▶ _Aim_
Check each line of the listing for the string "help", then state how many lines have it. Only the number is wanted.

Start of Records for the task

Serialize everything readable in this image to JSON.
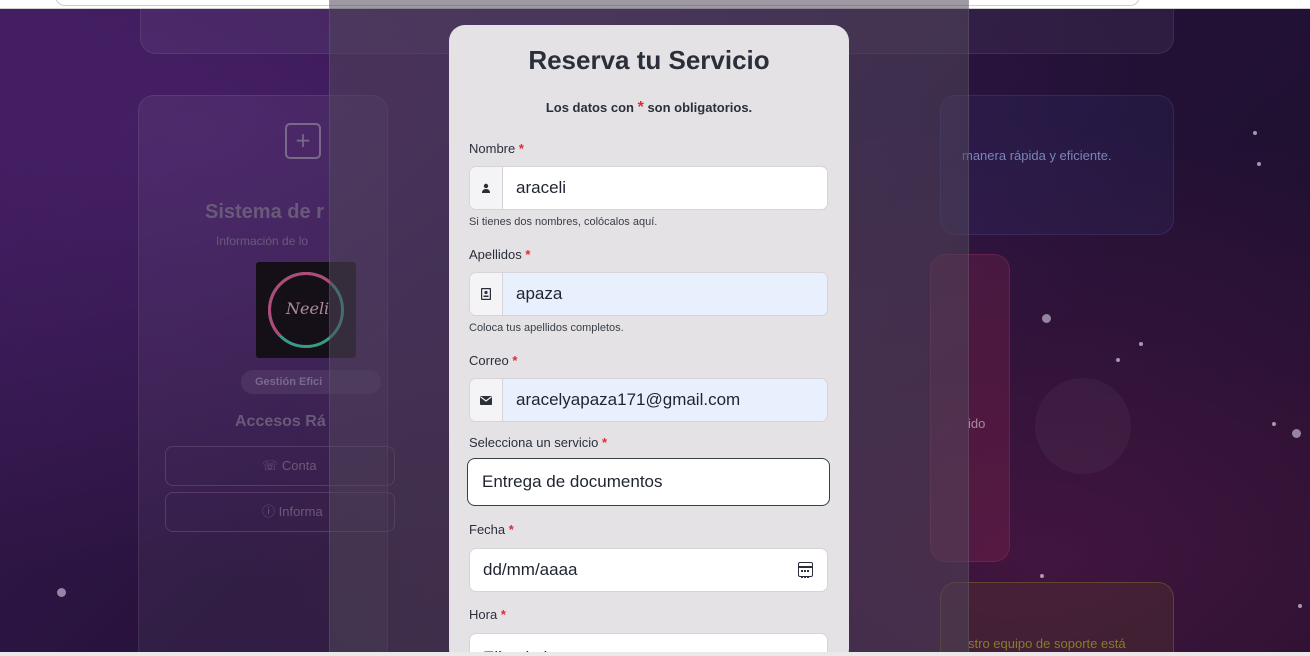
{
  "background": {
    "left_card": {
      "title": "Sistema de r",
      "subtitle": "Información de lo",
      "logo_text": "Neeli",
      "badge": "Gestión Efici",
      "section_title": "Accesos Rá",
      "buttons": [
        {
          "label": "Conta",
          "icon": "phone-icon"
        },
        {
          "label": "Informa",
          "icon": "info-icon"
        }
      ]
    },
    "right_blue_text": "manera rápida y eficiente.",
    "right_red_text": "ido",
    "right_yellow_text": "stro equipo de soporte está"
  },
  "modal": {
    "title": "Reserva tu Servicio",
    "required_note_prefix": "Los datos con",
    "required_note_star": "*",
    "required_note_suffix": "son obligatorios.",
    "required_marker": "*",
    "fields": {
      "nombre": {
        "label": "Nombre",
        "value": "araceli",
        "icon": "user-icon",
        "help": "Si tienes dos nombres, colócalos aquí."
      },
      "apellidos": {
        "label": "Apellidos",
        "value": "apaza",
        "icon": "id-card-icon",
        "help": "Coloca tus apellidos completos."
      },
      "correo": {
        "label": "Correo",
        "value": "aracelyapaza171@gmail.com",
        "icon": "envelope-icon"
      },
      "servicio": {
        "label": "Selecciona un servicio",
        "value": "Entrega de documentos"
      },
      "fecha": {
        "label": "Fecha",
        "value": "dd/mm/aaaa",
        "icon": "calendar-icon"
      },
      "hora": {
        "label": "Hora",
        "value": "Elige la hora"
      }
    }
  },
  "colors": {
    "accent_required": "#e02a3a",
    "text_dark": "#2b2f3a",
    "autofill_bg": "#e8f0fe",
    "modal_bg": "#e4e2e5"
  }
}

End of Records for the task

▶ _Task result_
2